-- Start INFORMATION GIVEN --

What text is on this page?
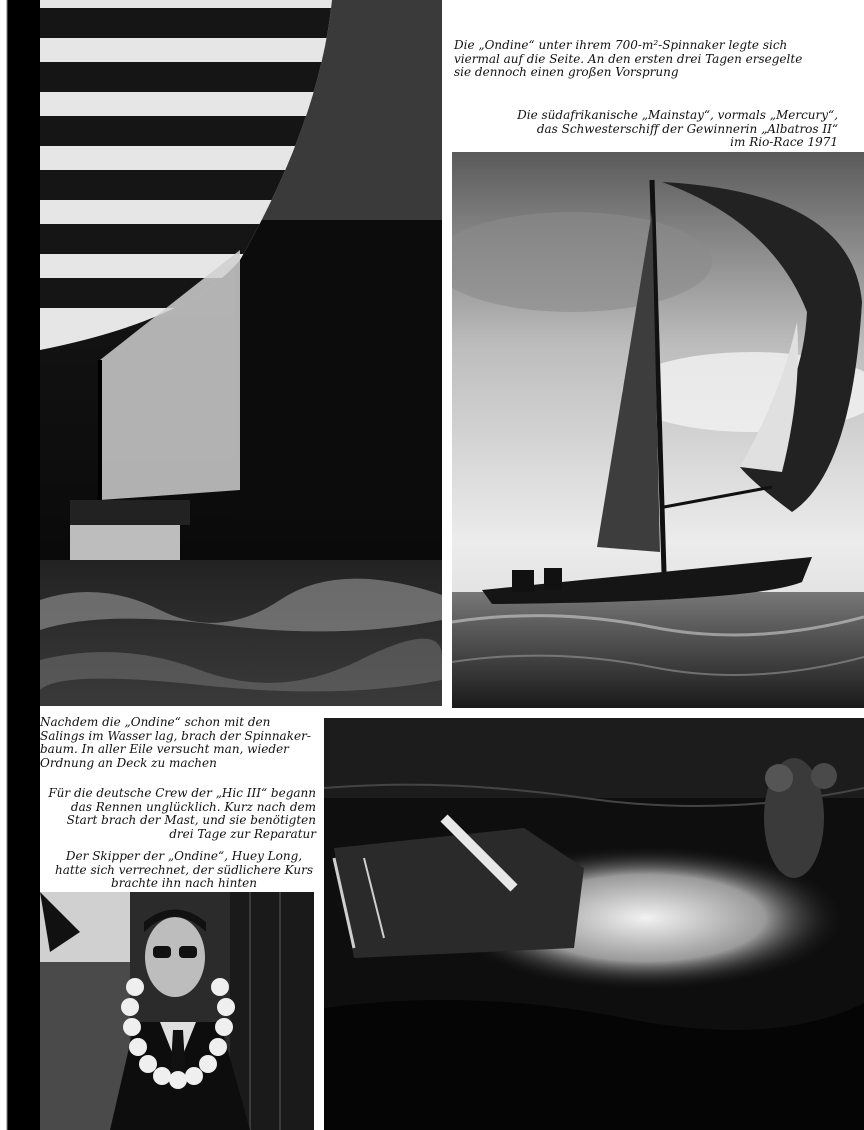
Die „Ondine“ unter ihrem 700-m²-Spinnaker legte sich
viermal auf die Seite. An den ersten drei Tagen ersegelte
sie dennoch einen großen Vorsprung

Die südafrikanische „Mainstay“, vormals „Mercury“,
das Schwesterschiff der Gewinnerin „Albatros II“
im Rio-Race 1971

Nachdem die „Ondine“ schon mit den
Salings im Wasser lag, brach der Spinnaker-
baum. In aller Eile versucht man, wieder
Ordnung an Deck zu machen

Für die deutsche Crew der „Hic III“ begann
das Rennen unglücklich. Kurz nach dem
Start brach der Mast, und sie benötigten
drei Tage zur Reparatur

Der Skipper der „Ondine“, Huey Long,
hatte sich verrechnet, der südlichere Kurs
brachte ihn nach hinten
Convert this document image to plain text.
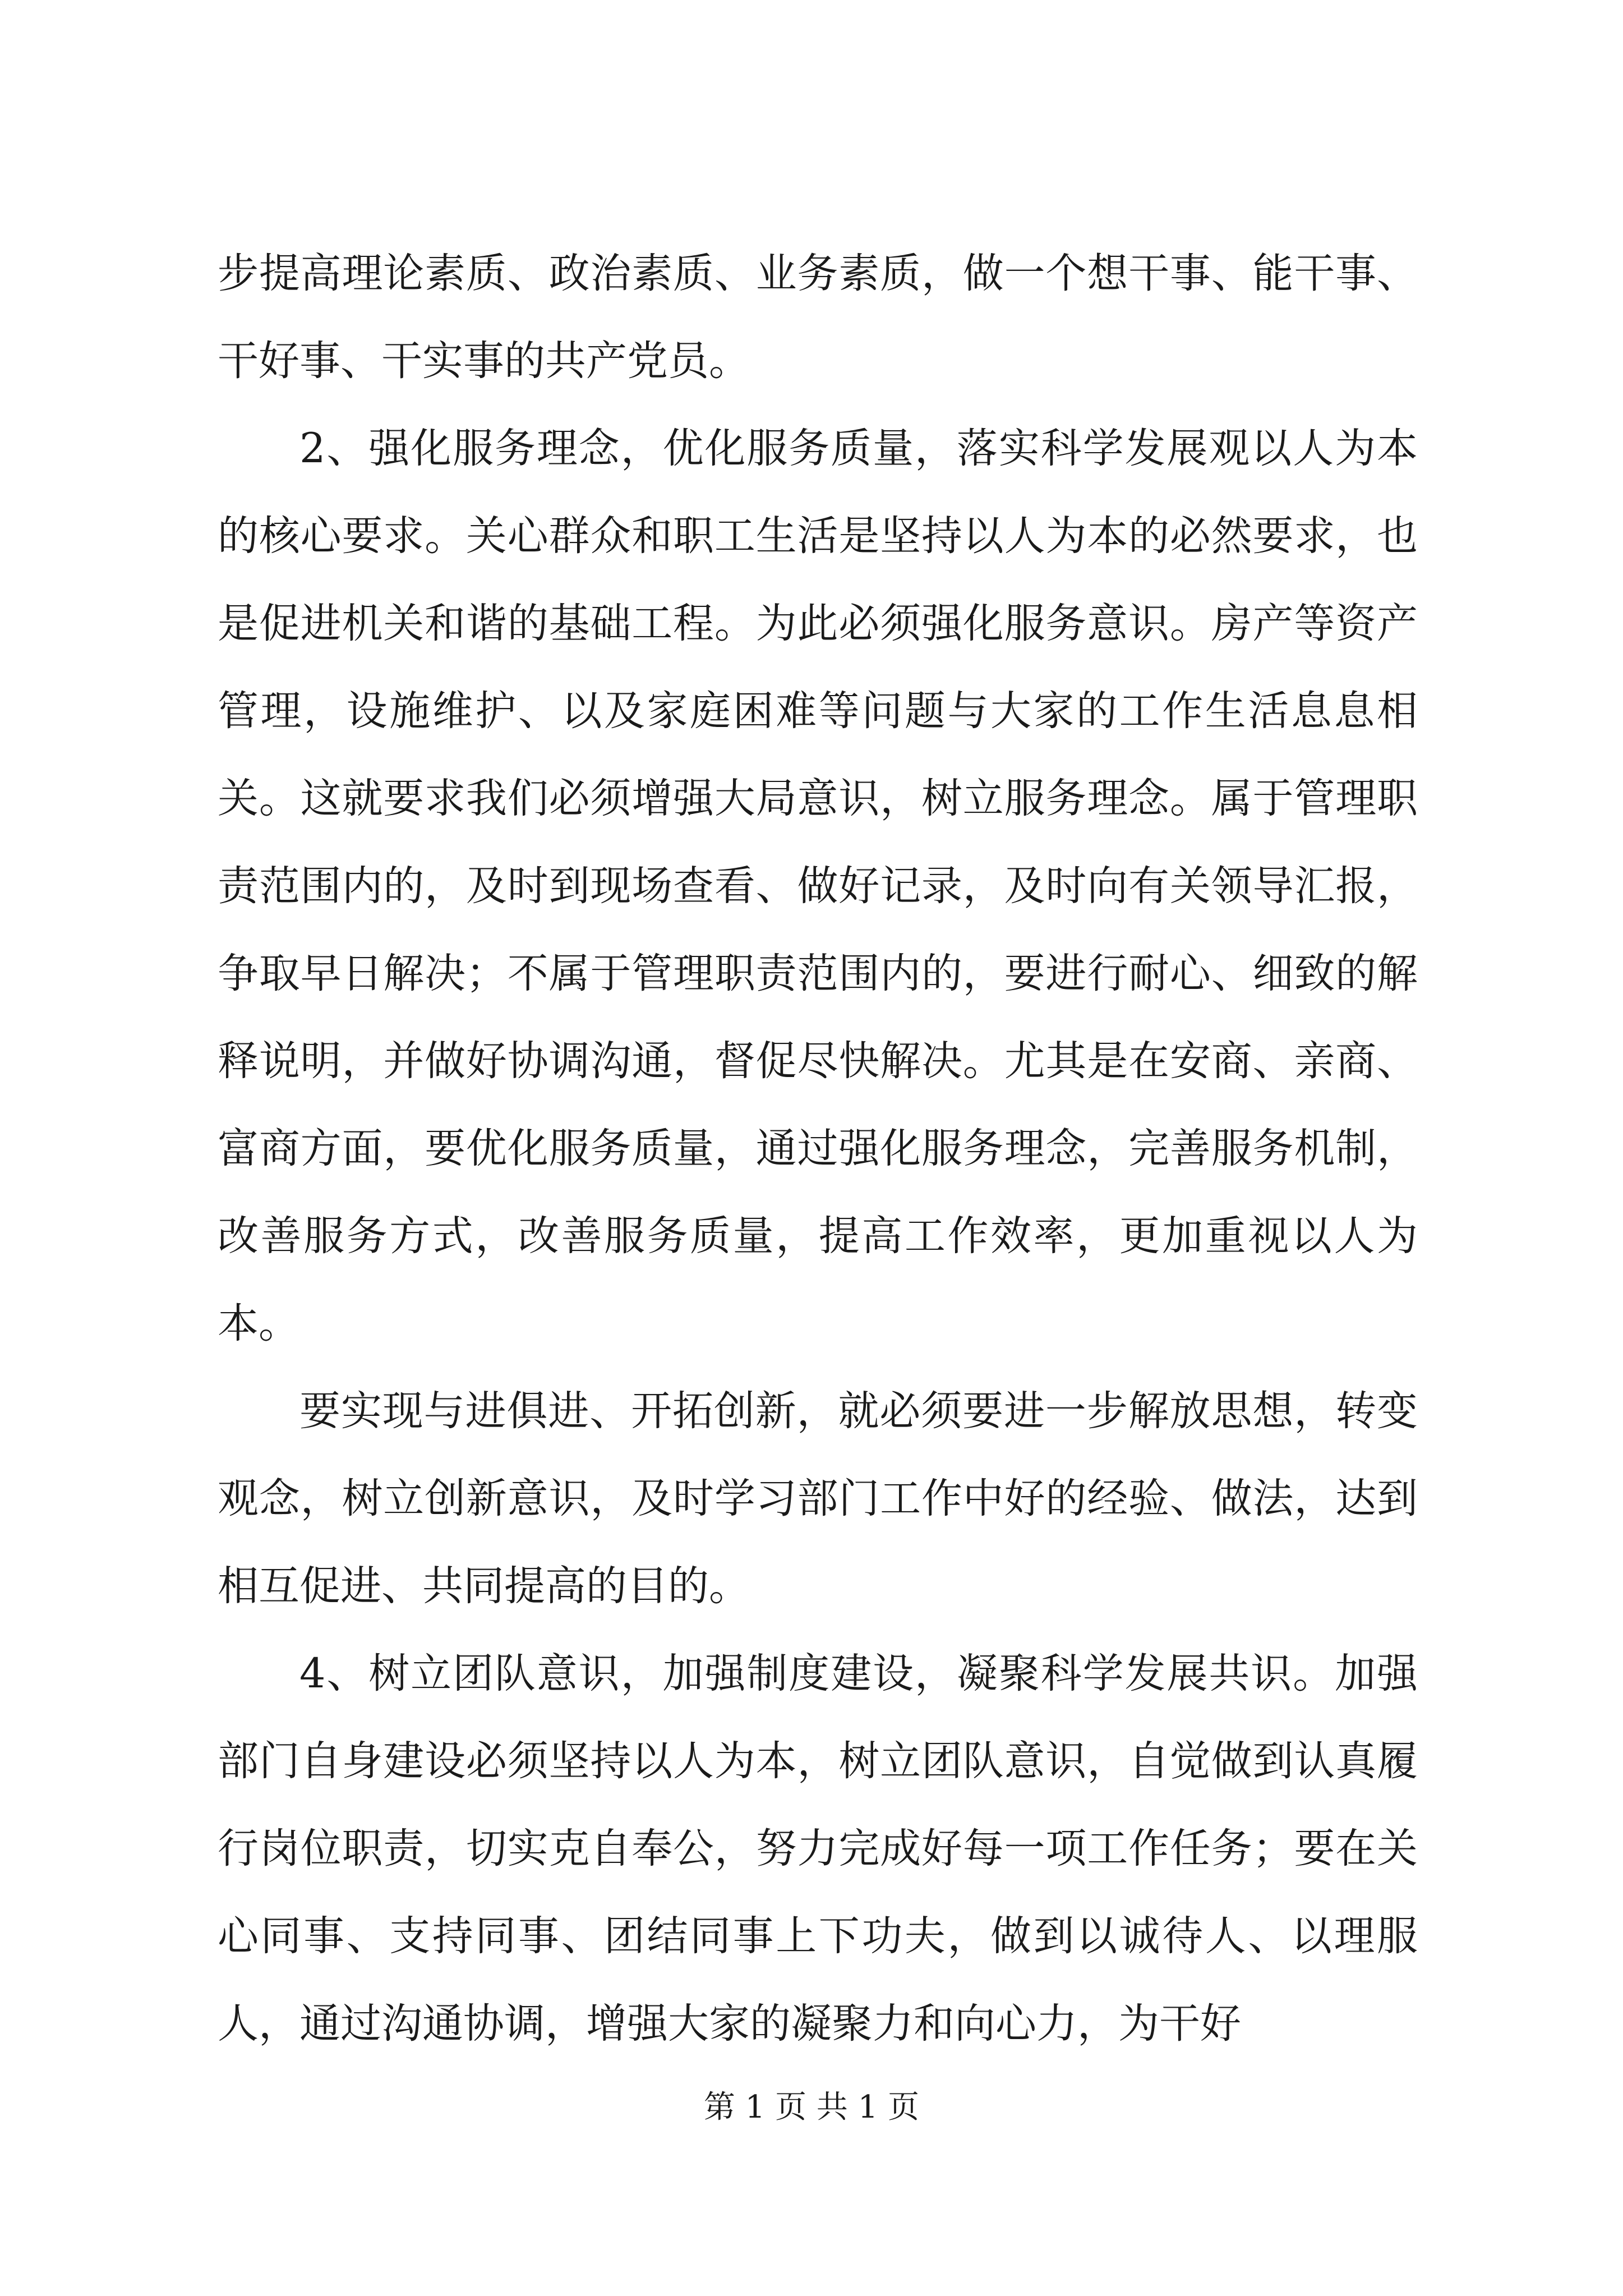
步提高理论素质、政治素质、业务素质，做一个想干事、能干事、干好事、干实事的共产党员。

2、强化服务理念，优化服务质量，落实科学发展观以人为本的核心要求。关心群众和职工生活是坚持以人为本的必然要求，也是促进机关和谐的基础工程。为此必须强化服务意识。房产等资产管理，设施维护、以及家庭困难等问题与大家的工作生活息息相关。这就要求我们必须增强大局意识，树立服务理念。属于管理职责范围内的，及时到现场查看、做好记录，及时向有关领导汇报，争取早日解决；不属于管理职责范围内的，要进行耐心、细致的解释说明，并做好协调沟通，督促尽快解决。尤其是在安商、亲商、富商方面，要优化服务质量，通过强化服务理念，完善服务机制，改善服务方式，改善服务质量，提高工作效率，更加重视以人为本。

要实现与进俱进、开拓创新，就必须要进一步解放思想，转变观念，树立创新意识，及时学习部门工作中好的经验、做法，达到相互促进、共同提高的目的。

4、树立团队意识，加强制度建设，凝聚科学发展共识。加强部门自身建设必须坚持以人为本，树立团队意识，自觉做到认真履行岗位职责，切实克自奉公，努力完成好每一项工作任务；要在关心同事、支持同事、团结同事上下功夫，做到以诚待人、以理服人，通过沟通协调，增强大家的凝聚力和向心力，为干好

第 1 页 共 1 页
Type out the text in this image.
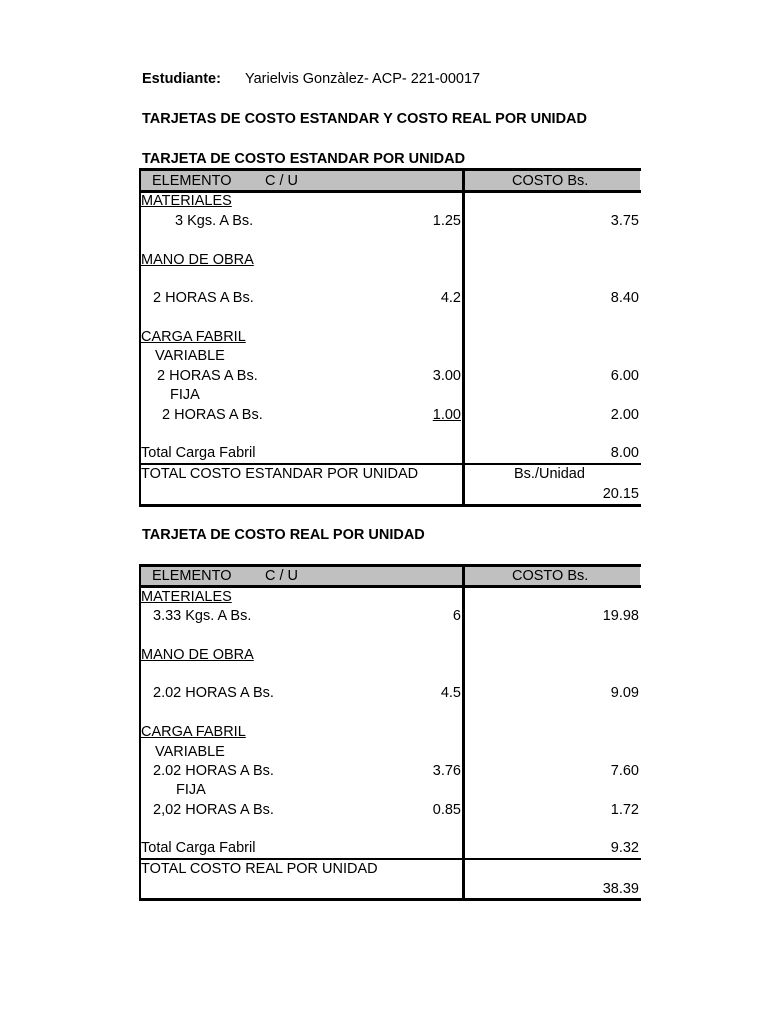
Estudiante: Yarielvis Gonzàlez- ACP- 221-00017
TARJETAS DE COSTO ESTANDAR Y COSTO REAL POR UNIDAD
TARJETA DE COSTO ESTANDAR POR UNIDAD
ELEMENTO C / U	COSTO Bs.
MATERIALES
3 Kgs. A Bs.	1.25	3.75
MANO DE OBRA
2 HORAS A Bs.	4.2	8.40
CARGA FABRIL
VARIABLE
2 HORAS A Bs.	3.00	6.00
FIJA
2 HORAS A Bs.	1.00	2.00
Total Carga Fabril	8.00
TOTAL COSTO ESTANDAR POR UNIDAD	Bs./Unidad
20.15
TARJETA DE COSTO REAL POR UNIDAD
ELEMENTO C / U	COSTO Bs.
MATERIALES
3.33 Kgs. A Bs.	6	19.98
MANO DE OBRA
2.02 HORAS A Bs.	4.5	9.09
CARGA FABRIL
VARIABLE
2.02 HORAS A Bs.	3.76	7.60
FIJA
2,02 HORAS A Bs.	0.85	1.72
Total Carga Fabril	9.32
TOTAL COSTO REAL POR UNIDAD
38.39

-- End INFORMATION GIVEN --

> _GIVEN REQUEST_
Go to the line containing "Convert this document image to plain text.", then write out word for word every line from there to the end of the listing. Keep both end lines and drop the pictures.

> _RESULT OF THIS TASK_
Convert this document image to plain text.
步提高理论素质、政治素质、业务素质，做一个想干事、能干事、干好事、干实事的共产党员。

2、强化服务理念，优化服务质量，落实科学发展观以人为本的核心要求。关心群众和职工生活是坚持以人为本的必然要求，也是促进机关和谐的基础工程。为此必须强化服务意识。房产等资产管理，设施维护、以及家庭困难等问题与大家的工作生活息息相关。这就要求我们必须增强大局意识，树立服务理念。属于管理职责范围内的，及时到现场查看、做好记录，及时向有关领导汇报，争取早日解决；不属于管理职责范围内的，要进行耐心、细致的解释说明，并做好协调沟通，督促尽快解决。尤其是在安商、亲商、富商方面，要优化服务质量，通过强化服务理念，完善服务机制，改善服务方式，改善服务质量，提高工作效率，更加重视以人为本。

要实现与进俱进、开拓创新，就必须要进一步解放思想，转变观念，树立创新意识，及时学习部门工作中好的经验、做法，达到相互促进、共同提高的目的。

4、树立团队意识，加强制度建设，凝聚科学发展共识。加强部门自身建设必须坚持以人为本，树立团队意识，自觉做到认真履行岗位职责，切实克自奉公，努力完成好每一项工作任务；要在关心同事、支持同事、团结同事上下功夫，做到以诚待人、以理服人，通过沟通协调，增强大家的凝聚力和向心力，为干好

第 1 页 共 1 页
Type out the text in this image.
Estudiante: Yarielvis Gonzàlez- ACP- 221-00017
TARJETAS DE COSTO ESTANDAR Y COSTO REAL POR UNIDAD
TARJETA DE COSTO ESTANDAR POR UNIDAD
ELEMENTO C / U	COSTO Bs.
MATERIALES
3 Kgs. A Bs.	1.25	3.75
MANO DE OBRA
2 HORAS A Bs.	4.2	8.40
CARGA FABRIL
VARIABLE
2 HORAS A Bs.	3.00	6.00
FIJA
2 HORAS A Bs.	1.00	2.00
Total Carga Fabril	8.00
TOTAL COSTO ESTANDAR POR UNIDAD	Bs./Unidad
20.15
TARJETA DE COSTO REAL POR UNIDAD
ELEMENTO C / U	COSTO Bs.
MATERIALES
3.33 Kgs. A Bs.	6	19.98
MANO DE OBRA
2.02 HORAS A Bs.	4.5	9.09
CARGA FABRIL
VARIABLE
2.02 HORAS A Bs.	3.76	7.60
FIJA
2,02 HORAS A Bs.	0.85	1.72
Total Carga Fabril	9.32
TOTAL COSTO REAL POR UNIDAD
38.39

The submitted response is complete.